- _Information shown_:
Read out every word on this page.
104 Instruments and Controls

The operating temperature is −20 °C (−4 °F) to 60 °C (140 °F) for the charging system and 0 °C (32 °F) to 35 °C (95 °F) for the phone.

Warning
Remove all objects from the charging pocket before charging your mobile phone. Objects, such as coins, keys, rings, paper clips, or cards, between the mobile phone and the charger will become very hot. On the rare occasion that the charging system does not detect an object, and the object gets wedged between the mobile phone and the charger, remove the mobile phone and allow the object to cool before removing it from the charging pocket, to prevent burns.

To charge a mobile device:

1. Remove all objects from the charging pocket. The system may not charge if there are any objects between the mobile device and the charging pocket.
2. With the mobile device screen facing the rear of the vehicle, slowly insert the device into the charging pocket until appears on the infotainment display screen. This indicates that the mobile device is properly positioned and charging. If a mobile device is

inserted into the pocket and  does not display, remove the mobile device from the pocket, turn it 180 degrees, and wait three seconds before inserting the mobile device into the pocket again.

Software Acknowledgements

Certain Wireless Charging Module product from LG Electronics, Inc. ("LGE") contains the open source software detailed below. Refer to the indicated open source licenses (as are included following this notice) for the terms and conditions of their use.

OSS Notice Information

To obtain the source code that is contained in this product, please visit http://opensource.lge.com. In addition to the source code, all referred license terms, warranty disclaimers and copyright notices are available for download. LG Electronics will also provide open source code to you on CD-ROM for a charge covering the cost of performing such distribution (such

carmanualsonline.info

- _Problem_:
Gather every line from the entries above where the word "display" appears, and copy them.

- _Task response_:
2. With the mobile device screen facing the rear of the vehicle, slowly insert the device into the charging pocket until appears on the infotainment display screen. This indicates that the mobile device is properly positioned and charging. If a mobile device is
inserted into the pocket and  does not display, remove the mobile device from the pocket, turn it 180 degrees, and wait three seconds before inserting the mobile device into the pocket again.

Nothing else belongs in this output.